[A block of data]
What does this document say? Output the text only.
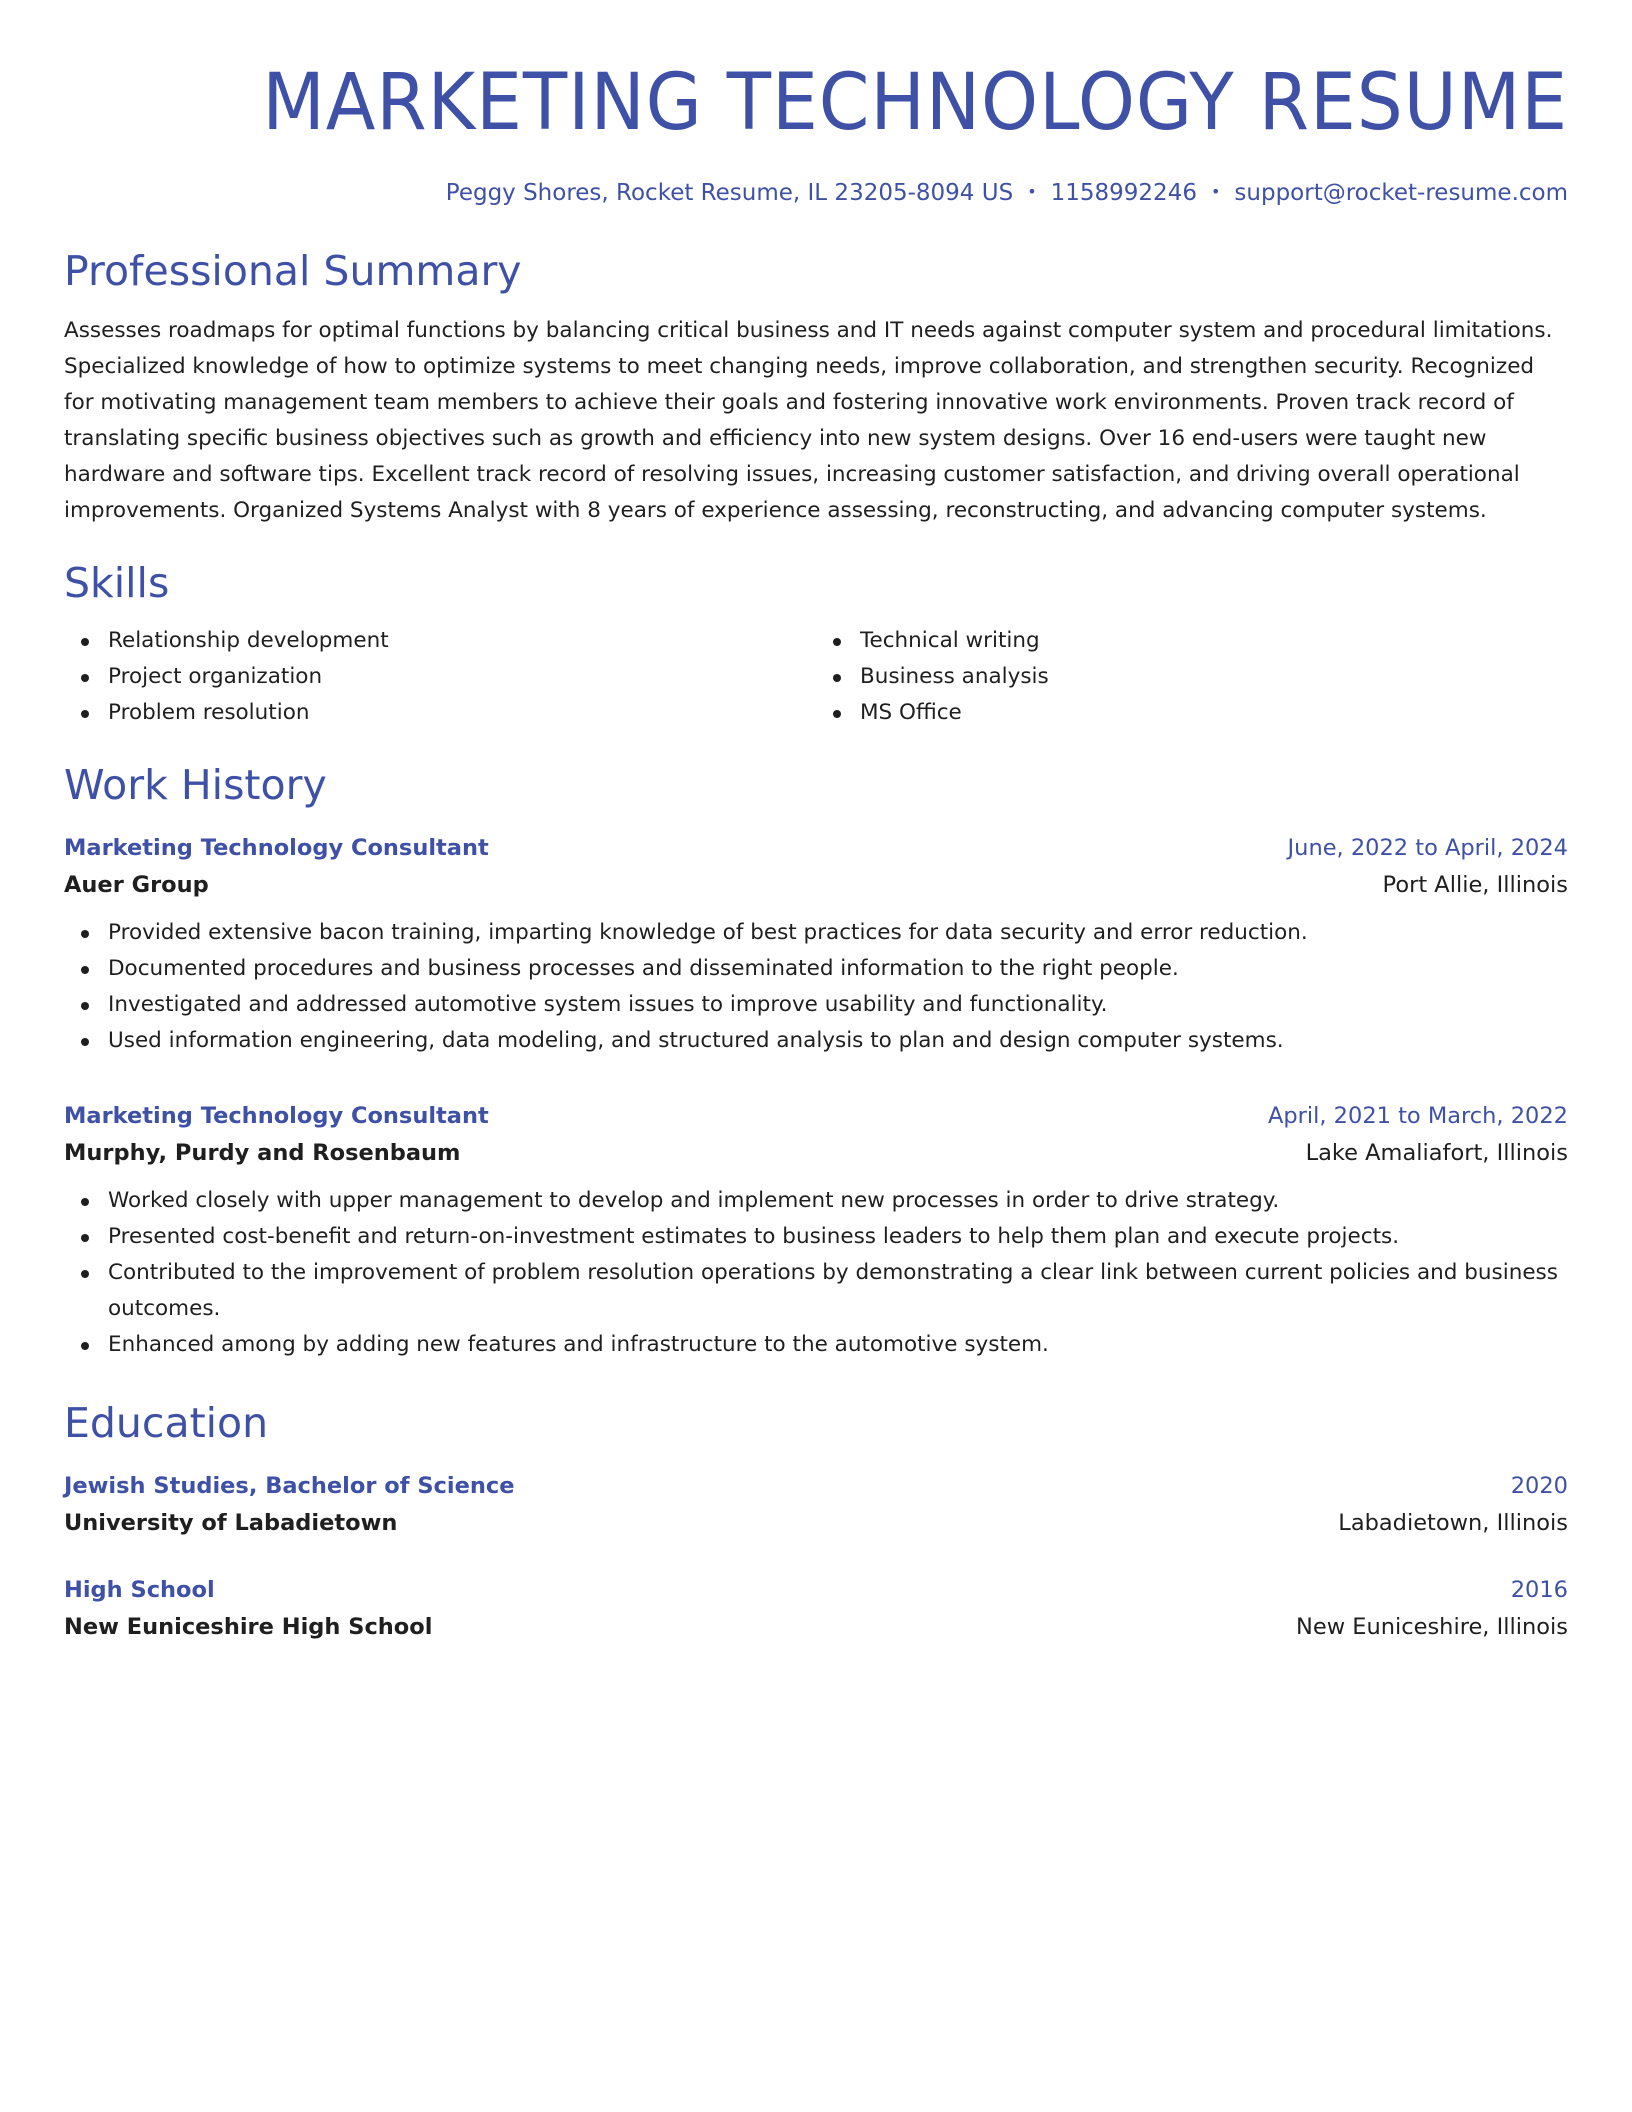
MARKETING TECHNOLOGY RESUME
Peggy Shores, Rocket Resume, IL 23205-8094 US • 1158992246 • support@rocket-resume.com
Professional Summary
Assesses roadmaps for optimal functions by balancing critical business and IT needs against computer system and procedural limitations. Specialized knowledge of how to optimize systems to meet changing needs, improve collaboration, and strengthen security. Recognized for motivating management team members to achieve their goals and fostering innovative work environments. Proven track record of translating specific business objectives such as growth and efficiency into new system designs. Over 16 end-users were taught new hardware and software tips. Excellent track record of resolving issues, increasing customer satisfaction, and driving overall operational improvements. Organized Systems Analyst with 8 years of experience assessing, reconstructing, and advancing computer systems.
Skills
Relationship development
Project organization
Problem resolution
Technical writing
Business analysis
MS Office
Work History
Marketing Technology Consultant	June, 2022 to April, 2024
Auer Group	Port Allie, Illinois
Provided extensive bacon training, imparting knowledge of best practices for data security and error reduction.
Documented procedures and business processes and disseminated information to the right people.
Investigated and addressed automotive system issues to improve usability and functionality.
Used information engineering, data modeling, and structured analysis to plan and design computer systems.
Marketing Technology Consultant	April, 2021 to March, 2022
Murphy, Purdy and Rosenbaum	Lake Amaliafort, Illinois
Worked closely with upper management to develop and implement new processes in order to drive strategy.
Presented cost-benefit and return-on-investment estimates to business leaders to help them plan and execute projects.
Contributed to the improvement of problem resolution operations by demonstrating a clear link between current policies and business outcomes.
Enhanced among by adding new features and infrastructure to the automotive system.
Education
Jewish Studies, Bachelor of Science	2020
University of Labadietown	Labadietown, Illinois
High School	2016
New Euniceshire High School	New Euniceshire, Illinois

→ Stated goal: Pictures don't belong in the copy. Restate all the entries exactly.

→ Answer to the task:
What does this document say? Output the text only.
MARKETING TECHNOLOGY RESUME
Peggy Shores, Rocket Resume, IL 23205-8094 US • 1158992246 • support@rocket-resume.com
Professional Summary
Assesses roadmaps for optimal functions by balancing critical business and IT needs against computer system and procedural limitations. Specialized knowledge of how to optimize systems to meet changing needs, improve collaboration, and strengthen security. Recognized for motivating management team members to achieve their goals and fostering innovative work environments. Proven track record of translating specific business objectives such as growth and efficiency into new system designs. Over 16 end-users were taught new hardware and software tips. Excellent track record of resolving issues, increasing customer satisfaction, and driving overall operational improvements. Organized Systems Analyst with 8 years of experience assessing, reconstructing, and advancing computer systems.
Skills
Relationship development
Project organization
Problem resolution
Technical writing
Business analysis
MS Office
Work History
Marketing Technology Consultant	June, 2022 to April, 2024
Auer Group	Port Allie, Illinois
Provided extensive bacon training, imparting knowledge of best practices for data security and error reduction.
Documented procedures and business processes and disseminated information to the right people.
Investigated and addressed automotive system issues to improve usability and functionality.
Used information engineering, data modeling, and structured analysis to plan and design computer systems.
Marketing Technology Consultant	April, 2021 to March, 2022
Murphy, Purdy and Rosenbaum	Lake Amaliafort, Illinois
Worked closely with upper management to develop and implement new processes in order to drive strategy.
Presented cost-benefit and return-on-investment estimates to business leaders to help them plan and execute projects.
Contributed to the improvement of problem resolution operations by demonstrating a clear link between current policies and business outcomes.
Enhanced among by adding new features and infrastructure to the automotive system.
Education
Jewish Studies, Bachelor of Science	2020
University of Labadietown	Labadietown, Illinois
High School	2016
New Euniceshire High School	New Euniceshire, Illinois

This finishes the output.